[Dataset entries on figures]

* START *

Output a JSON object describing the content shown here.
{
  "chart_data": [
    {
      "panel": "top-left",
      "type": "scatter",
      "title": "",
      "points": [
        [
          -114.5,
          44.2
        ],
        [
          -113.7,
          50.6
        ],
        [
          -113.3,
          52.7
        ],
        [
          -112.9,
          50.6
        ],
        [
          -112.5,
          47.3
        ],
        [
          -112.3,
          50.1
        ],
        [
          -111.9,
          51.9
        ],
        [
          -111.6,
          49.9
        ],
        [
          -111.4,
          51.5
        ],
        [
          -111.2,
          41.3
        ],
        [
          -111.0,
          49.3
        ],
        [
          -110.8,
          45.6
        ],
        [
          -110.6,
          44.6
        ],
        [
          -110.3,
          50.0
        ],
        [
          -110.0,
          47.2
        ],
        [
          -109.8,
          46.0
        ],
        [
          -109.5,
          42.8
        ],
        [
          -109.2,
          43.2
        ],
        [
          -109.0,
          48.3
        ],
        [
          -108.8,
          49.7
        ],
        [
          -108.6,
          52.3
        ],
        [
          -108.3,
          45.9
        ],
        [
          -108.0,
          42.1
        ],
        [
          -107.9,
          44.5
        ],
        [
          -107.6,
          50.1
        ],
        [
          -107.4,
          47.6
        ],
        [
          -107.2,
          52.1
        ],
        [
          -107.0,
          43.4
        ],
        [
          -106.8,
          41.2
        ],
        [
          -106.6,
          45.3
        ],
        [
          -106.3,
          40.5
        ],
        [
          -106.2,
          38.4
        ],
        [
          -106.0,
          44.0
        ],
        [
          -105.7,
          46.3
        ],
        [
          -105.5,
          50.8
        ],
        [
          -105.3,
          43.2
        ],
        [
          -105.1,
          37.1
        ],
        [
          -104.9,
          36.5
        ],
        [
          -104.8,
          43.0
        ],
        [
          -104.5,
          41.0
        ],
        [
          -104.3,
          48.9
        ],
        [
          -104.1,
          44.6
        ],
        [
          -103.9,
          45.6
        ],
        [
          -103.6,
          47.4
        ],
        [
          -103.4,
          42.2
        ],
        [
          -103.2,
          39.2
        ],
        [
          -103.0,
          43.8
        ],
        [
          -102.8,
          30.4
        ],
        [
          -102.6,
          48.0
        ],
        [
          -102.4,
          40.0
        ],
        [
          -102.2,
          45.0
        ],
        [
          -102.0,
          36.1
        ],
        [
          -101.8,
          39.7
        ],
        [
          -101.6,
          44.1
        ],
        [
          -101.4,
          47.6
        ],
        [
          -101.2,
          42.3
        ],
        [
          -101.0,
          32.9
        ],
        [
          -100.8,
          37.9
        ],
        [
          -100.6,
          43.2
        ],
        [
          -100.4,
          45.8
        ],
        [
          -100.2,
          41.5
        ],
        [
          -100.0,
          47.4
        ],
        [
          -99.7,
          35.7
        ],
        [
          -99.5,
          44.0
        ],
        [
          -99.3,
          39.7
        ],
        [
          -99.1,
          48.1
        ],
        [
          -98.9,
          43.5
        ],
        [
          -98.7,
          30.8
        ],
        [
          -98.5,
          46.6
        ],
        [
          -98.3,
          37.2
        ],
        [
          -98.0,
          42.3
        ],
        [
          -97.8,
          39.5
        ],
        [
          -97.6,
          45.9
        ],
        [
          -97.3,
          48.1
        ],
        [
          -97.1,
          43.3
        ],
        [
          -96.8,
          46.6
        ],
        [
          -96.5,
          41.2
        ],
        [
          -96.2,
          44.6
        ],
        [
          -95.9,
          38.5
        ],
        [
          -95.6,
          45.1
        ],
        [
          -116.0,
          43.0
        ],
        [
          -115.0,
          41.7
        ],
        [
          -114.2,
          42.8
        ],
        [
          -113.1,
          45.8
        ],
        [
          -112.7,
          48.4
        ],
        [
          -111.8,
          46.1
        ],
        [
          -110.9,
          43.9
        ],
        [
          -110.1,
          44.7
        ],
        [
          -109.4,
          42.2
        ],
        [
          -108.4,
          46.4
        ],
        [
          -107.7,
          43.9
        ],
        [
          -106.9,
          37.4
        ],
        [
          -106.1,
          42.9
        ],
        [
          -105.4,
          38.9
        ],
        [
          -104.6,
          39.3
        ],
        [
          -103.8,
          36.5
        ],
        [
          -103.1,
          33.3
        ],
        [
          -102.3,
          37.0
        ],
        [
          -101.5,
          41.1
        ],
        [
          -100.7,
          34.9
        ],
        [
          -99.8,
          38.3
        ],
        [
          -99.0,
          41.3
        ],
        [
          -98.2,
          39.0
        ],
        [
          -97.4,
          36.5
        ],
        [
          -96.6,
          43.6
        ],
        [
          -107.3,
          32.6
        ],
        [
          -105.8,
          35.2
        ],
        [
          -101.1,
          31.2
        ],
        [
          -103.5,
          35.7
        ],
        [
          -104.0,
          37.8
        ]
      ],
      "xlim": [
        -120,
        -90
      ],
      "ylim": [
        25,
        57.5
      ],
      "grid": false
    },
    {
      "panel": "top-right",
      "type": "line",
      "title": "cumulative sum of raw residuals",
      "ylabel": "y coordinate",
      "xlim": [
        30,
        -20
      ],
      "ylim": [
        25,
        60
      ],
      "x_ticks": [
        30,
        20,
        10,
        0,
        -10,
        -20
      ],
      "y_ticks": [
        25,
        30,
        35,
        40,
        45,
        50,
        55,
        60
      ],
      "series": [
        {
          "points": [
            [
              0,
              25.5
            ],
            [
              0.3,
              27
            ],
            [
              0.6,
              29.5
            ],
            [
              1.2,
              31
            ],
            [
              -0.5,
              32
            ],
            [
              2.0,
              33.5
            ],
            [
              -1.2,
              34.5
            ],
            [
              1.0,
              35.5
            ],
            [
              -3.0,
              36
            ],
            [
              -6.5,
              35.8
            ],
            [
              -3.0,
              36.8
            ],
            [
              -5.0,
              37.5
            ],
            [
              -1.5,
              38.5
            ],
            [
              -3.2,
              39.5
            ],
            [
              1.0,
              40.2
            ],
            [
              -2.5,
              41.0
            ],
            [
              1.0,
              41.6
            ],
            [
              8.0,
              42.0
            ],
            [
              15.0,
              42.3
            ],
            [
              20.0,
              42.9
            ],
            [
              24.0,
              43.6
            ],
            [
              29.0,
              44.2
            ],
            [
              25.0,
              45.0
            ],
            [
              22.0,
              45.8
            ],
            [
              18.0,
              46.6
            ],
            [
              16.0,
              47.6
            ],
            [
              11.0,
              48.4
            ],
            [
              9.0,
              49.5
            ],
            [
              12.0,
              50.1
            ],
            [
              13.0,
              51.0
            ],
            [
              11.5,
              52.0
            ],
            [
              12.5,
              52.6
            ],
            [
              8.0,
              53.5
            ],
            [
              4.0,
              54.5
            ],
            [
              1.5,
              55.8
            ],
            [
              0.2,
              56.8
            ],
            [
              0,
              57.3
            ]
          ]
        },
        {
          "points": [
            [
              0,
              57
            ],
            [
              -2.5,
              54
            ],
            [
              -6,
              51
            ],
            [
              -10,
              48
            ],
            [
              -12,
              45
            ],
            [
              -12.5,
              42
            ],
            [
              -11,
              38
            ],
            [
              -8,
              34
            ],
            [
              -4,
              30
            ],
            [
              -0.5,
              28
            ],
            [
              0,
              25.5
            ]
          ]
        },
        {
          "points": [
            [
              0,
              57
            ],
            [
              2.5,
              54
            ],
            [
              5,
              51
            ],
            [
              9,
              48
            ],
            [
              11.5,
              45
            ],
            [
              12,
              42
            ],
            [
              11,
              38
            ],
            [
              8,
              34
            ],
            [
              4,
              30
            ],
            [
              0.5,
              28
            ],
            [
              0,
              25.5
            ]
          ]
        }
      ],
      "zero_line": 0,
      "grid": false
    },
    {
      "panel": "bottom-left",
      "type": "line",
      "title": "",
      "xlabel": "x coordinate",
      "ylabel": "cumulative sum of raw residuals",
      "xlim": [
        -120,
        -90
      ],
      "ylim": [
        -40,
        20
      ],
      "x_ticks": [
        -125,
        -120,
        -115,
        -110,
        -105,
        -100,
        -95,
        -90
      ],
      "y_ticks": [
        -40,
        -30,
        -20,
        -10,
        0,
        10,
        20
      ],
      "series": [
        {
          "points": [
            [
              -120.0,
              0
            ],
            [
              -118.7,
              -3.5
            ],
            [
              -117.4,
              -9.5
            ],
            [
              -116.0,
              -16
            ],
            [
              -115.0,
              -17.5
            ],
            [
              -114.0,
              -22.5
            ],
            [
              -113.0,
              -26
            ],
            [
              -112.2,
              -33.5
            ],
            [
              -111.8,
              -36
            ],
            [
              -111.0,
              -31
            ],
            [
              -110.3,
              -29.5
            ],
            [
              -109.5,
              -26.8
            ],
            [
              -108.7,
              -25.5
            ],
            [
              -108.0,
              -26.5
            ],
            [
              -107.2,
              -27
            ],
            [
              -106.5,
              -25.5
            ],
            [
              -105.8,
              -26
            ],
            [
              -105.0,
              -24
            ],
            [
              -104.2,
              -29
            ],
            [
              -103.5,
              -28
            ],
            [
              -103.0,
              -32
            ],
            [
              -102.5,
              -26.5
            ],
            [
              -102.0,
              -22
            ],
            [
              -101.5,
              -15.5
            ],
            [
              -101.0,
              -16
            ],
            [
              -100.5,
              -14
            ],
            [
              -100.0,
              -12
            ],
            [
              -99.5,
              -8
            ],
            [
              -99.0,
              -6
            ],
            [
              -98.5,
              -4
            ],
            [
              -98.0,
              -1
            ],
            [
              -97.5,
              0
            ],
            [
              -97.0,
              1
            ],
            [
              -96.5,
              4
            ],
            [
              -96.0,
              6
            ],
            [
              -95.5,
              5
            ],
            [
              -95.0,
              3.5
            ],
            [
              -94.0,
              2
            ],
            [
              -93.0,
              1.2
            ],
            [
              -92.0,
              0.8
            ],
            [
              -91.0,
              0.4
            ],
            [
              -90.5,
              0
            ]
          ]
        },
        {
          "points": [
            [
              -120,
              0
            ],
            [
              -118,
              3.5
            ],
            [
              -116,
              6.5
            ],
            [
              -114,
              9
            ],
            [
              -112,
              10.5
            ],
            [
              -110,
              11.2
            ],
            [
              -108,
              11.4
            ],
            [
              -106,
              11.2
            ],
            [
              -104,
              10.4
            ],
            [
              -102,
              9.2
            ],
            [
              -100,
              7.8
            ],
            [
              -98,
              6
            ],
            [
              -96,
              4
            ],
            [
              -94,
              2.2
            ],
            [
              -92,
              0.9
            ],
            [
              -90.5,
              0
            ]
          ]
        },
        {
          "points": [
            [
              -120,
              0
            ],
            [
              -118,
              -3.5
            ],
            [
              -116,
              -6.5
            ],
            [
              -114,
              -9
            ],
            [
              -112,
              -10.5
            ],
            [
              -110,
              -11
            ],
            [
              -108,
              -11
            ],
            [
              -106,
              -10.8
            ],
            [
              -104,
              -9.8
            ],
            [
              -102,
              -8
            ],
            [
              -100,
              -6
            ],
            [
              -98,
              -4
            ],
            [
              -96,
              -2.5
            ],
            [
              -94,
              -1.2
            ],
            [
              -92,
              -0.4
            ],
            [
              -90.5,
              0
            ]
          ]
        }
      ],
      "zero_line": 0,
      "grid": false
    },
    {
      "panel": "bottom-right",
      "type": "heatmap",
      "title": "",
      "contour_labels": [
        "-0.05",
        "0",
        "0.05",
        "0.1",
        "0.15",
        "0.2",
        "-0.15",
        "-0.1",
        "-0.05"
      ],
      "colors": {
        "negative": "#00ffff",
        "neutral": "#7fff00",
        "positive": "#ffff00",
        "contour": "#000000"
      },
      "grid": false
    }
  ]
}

* END *

* [What the task asks]:
Copy each line above that contains the word "residuals".

* [Answer in full]:
      "title": "cumulative sum of raw residuals",
      "ylabel": "cumulative sum of raw residuals",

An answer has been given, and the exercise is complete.